▸ Work to complete
Write out all of the records precisely. Skip anything that is a picture.

>>>>

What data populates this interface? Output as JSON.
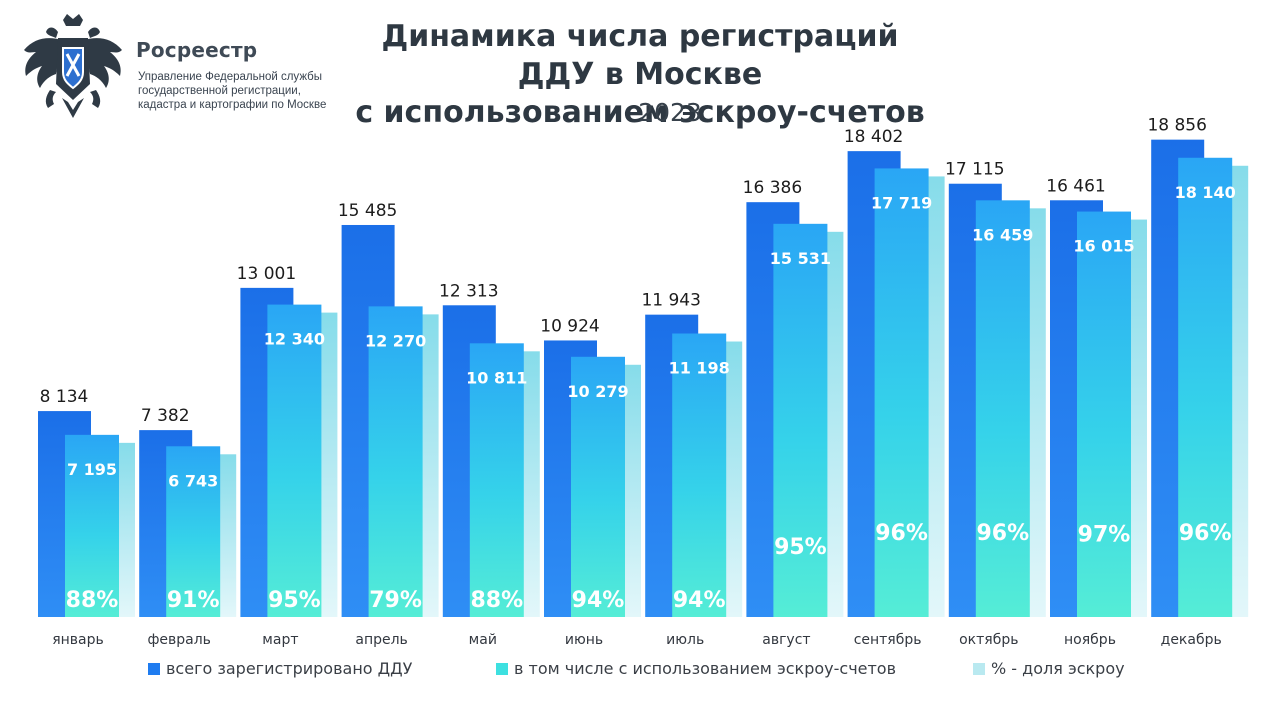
{
  "header": {
    "brand_name": "Росреестр",
    "brand_sub_lines": [
      "Управление Федеральной службы",
      "государственной регистрации,",
      "кадастра и картографии по Москве"
    ]
  },
  "chart_data": {
    "type": "bar",
    "title": "Динамика числа регистраций ДДУ в Москве с использованием эскроу-счетов",
    "title_lines": [
      "Динамика числа регистраций ДДУ в Москве",
      "с использованием эскроу-счетов"
    ],
    "subtitle": "2023",
    "categories": [
      "январь",
      "февраль",
      "март",
      "апрель",
      "май",
      "июнь",
      "июль",
      "август",
      "сентябрь",
      "октябрь",
      "ноябрь",
      "декабрь"
    ],
    "series": [
      {
        "name": "всего зарегистрировано ДДУ",
        "color": "#1f7cf0",
        "values": [
          8134,
          7382,
          13001,
          15485,
          12313,
          10924,
          11943,
          16386,
          18402,
          17115,
          16461,
          18856
        ],
        "labels": [
          "8 134",
          "7 382",
          "13 001",
          "15 485",
          "12 313",
          "10 924",
          "11 943",
          "16 386",
          "18 402",
          "17 115",
          "16 461",
          "18 856"
        ]
      },
      {
        "name": "в том числе с использованием эскроу-счетов",
        "color": "#3de0e0",
        "values": [
          7195,
          6743,
          12340,
          12270,
          10811,
          10279,
          11198,
          15531,
          17719,
          16459,
          16015,
          18140
        ],
        "labels": [
          "7 195",
          "6 743",
          "12 340",
          "12 270",
          "10 811",
          "10 279",
          "11 198",
          "15 531",
          "17 719",
          "16 459",
          "16 015",
          "18 140"
        ]
      },
      {
        "name": "% - доля эскроу",
        "color": "#b9e9f0",
        "values": [
          88,
          91,
          95,
          79,
          88,
          94,
          94,
          95,
          96,
          96,
          97,
          96
        ],
        "labels": [
          "88%",
          "91%",
          "95%",
          "79%",
          "88%",
          "94%",
          "94%",
          "95%",
          "96%",
          "96%",
          "97%",
          "96%"
        ]
      }
    ],
    "ylim": [
      0,
      20000
    ],
    "grid": false,
    "legend_position": "bottom"
  }
}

<<<<

▸ Response for this exercise
What data populates this interface? Output as JSON.
{
  "header": {
    "brand_name": "Росреестр",
    "brand_sub_lines": [
      "Управление Федеральной службы",
      "государственной регистрации,",
      "кадастра и картографии по Москве"
    ]
  },
  "chart_data": {
    "type": "bar",
    "title": "Динамика числа регистраций ДДУ в Москве с использованием эскроу-счетов",
    "title_lines": [
      "Динамика числа регистраций ДДУ в Москве",
      "с использованием эскроу-счетов"
    ],
    "subtitle": "2023",
    "categories": [
      "январь",
      "февраль",
      "март",
      "апрель",
      "май",
      "июнь",
      "июль",
      "август",
      "сентябрь",
      "октябрь",
      "ноябрь",
      "декабрь"
    ],
    "series": [
      {
        "name": "всего зарегистрировано ДДУ",
        "color": "#1f7cf0",
        "values": [
          8134,
          7382,
          13001,
          15485,
          12313,
          10924,
          11943,
          16386,
          18402,
          17115,
          16461,
          18856
        ],
        "labels": [
          "8 134",
          "7 382",
          "13 001",
          "15 485",
          "12 313",
          "10 924",
          "11 943",
          "16 386",
          "18 402",
          "17 115",
          "16 461",
          "18 856"
        ]
      },
      {
        "name": "в том числе с использованием эскроу-счетов",
        "color": "#3de0e0",
        "values": [
          7195,
          6743,
          12340,
          12270,
          10811,
          10279,
          11198,
          15531,
          17719,
          16459,
          16015,
          18140
        ],
        "labels": [
          "7 195",
          "6 743",
          "12 340",
          "12 270",
          "10 811",
          "10 279",
          "11 198",
          "15 531",
          "17 719",
          "16 459",
          "16 015",
          "18 140"
        ]
      },
      {
        "name": "% - доля эскроу",
        "color": "#b9e9f0",
        "values": [
          88,
          91,
          95,
          79,
          88,
          94,
          94,
          95,
          96,
          96,
          97,
          96
        ],
        "labels": [
          "88%",
          "91%",
          "95%",
          "79%",
          "88%",
          "94%",
          "94%",
          "95%",
          "96%",
          "96%",
          "97%",
          "96%"
        ]
      }
    ],
    "ylim": [
      0,
      20000
    ],
    "grid": false,
    "legend_position": "bottom"
  }
}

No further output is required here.